[Data entries]
■ ■ ■ ■ ■
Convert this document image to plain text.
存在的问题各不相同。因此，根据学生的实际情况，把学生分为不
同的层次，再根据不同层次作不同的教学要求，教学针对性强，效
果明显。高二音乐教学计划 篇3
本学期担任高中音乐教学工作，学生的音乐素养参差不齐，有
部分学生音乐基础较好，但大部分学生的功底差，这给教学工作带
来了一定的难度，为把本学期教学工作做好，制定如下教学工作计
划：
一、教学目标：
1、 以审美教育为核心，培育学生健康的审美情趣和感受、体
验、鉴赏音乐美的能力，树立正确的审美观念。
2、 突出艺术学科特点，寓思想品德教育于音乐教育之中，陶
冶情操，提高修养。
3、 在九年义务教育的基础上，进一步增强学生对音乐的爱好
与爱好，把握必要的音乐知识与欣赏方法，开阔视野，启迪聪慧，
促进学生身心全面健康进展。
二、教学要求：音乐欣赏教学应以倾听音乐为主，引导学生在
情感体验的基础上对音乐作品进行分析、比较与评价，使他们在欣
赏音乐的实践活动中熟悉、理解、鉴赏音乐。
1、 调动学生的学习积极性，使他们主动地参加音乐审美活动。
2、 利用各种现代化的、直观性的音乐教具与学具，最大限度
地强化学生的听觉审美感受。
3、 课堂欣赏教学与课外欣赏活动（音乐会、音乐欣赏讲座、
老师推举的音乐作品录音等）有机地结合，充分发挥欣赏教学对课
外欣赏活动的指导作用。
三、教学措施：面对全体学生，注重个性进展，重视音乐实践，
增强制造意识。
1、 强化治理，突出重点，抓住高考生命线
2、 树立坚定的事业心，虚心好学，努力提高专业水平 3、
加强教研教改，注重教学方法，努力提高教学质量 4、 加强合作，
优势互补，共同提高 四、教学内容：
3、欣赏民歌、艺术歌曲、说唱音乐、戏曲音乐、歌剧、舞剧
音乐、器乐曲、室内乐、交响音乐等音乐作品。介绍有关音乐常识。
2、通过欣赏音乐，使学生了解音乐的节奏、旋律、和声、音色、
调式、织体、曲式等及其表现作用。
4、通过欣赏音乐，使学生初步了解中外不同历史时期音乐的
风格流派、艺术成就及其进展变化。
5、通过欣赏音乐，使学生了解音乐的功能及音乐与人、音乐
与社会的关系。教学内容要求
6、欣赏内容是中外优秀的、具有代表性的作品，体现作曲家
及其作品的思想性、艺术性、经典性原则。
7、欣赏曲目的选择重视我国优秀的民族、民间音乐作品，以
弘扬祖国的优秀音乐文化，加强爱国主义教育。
■ ■ ■ ■ ■
## Exercise description
Reproduce the records word for word.

## Solution for this problem
Convert this document image to plain text.
存在的问题各不相同。因此，根据学生的实际情况，把学生分为不
同的层次，再根据不同层次作不同的教学要求，教学针对性强，效
果明显。高二音乐教学计划 篇3
本学期担任高中音乐教学工作，学生的音乐素养参差不齐，有
部分学生音乐基础较好，但大部分学生的功底差，这给教学工作带
来了一定的难度，为把本学期教学工作做好，制定如下教学工作计
划：
一、教学目标：
1、 以审美教育为核心，培育学生健康的审美情趣和感受、体
验、鉴赏音乐美的能力，树立正确的审美观念。
2、 突出艺术学科特点，寓思想品德教育于音乐教育之中，陶
冶情操，提高修养。
3、 在九年义务教育的基础上，进一步增强学生对音乐的爱好
与爱好，把握必要的音乐知识与欣赏方法，开阔视野，启迪聪慧，
促进学生身心全面健康进展。
二、教学要求：音乐欣赏教学应以倾听音乐为主，引导学生在
情感体验的基础上对音乐作品进行分析、比较与评价，使他们在欣
赏音乐的实践活动中熟悉、理解、鉴赏音乐。
1、 调动学生的学习积极性，使他们主动地参加音乐审美活动。
2、 利用各种现代化的、直观性的音乐教具与学具，最大限度
地强化学生的听觉审美感受。
3、 课堂欣赏教学与课外欣赏活动（音乐会、音乐欣赏讲座、
老师推举的音乐作品录音等）有机地结合，充分发挥欣赏教学对课
外欣赏活动的指导作用。
三、教学措施：面对全体学生，注重个性进展，重视音乐实践，
增强制造意识。
1、 强化治理，突出重点，抓住高考生命线
2、 树立坚定的事业心，虚心好学，努力提高专业水平 3、
加强教研教改，注重教学方法，努力提高教学质量 4、 加强合作，
优势互补，共同提高 四、教学内容：
3、欣赏民歌、艺术歌曲、说唱音乐、戏曲音乐、歌剧、舞剧
音乐、器乐曲、室内乐、交响音乐等音乐作品。介绍有关音乐常识。
2、通过欣赏音乐，使学生了解音乐的节奏、旋律、和声、音色、
调式、织体、曲式等及其表现作用。
4、通过欣赏音乐，使学生初步了解中外不同历史时期音乐的
风格流派、艺术成就及其进展变化。
5、通过欣赏音乐，使学生了解音乐的功能及音乐与人、音乐
与社会的关系。教学内容要求
6、欣赏内容是中外优秀的、具有代表性的作品，体现作曲家
及其作品的思想性、艺术性、经典性原则。
7、欣赏曲目的选择重视我国优秀的民族、民间音乐作品，以
弘扬祖国的优秀音乐文化，加强爱国主义教育。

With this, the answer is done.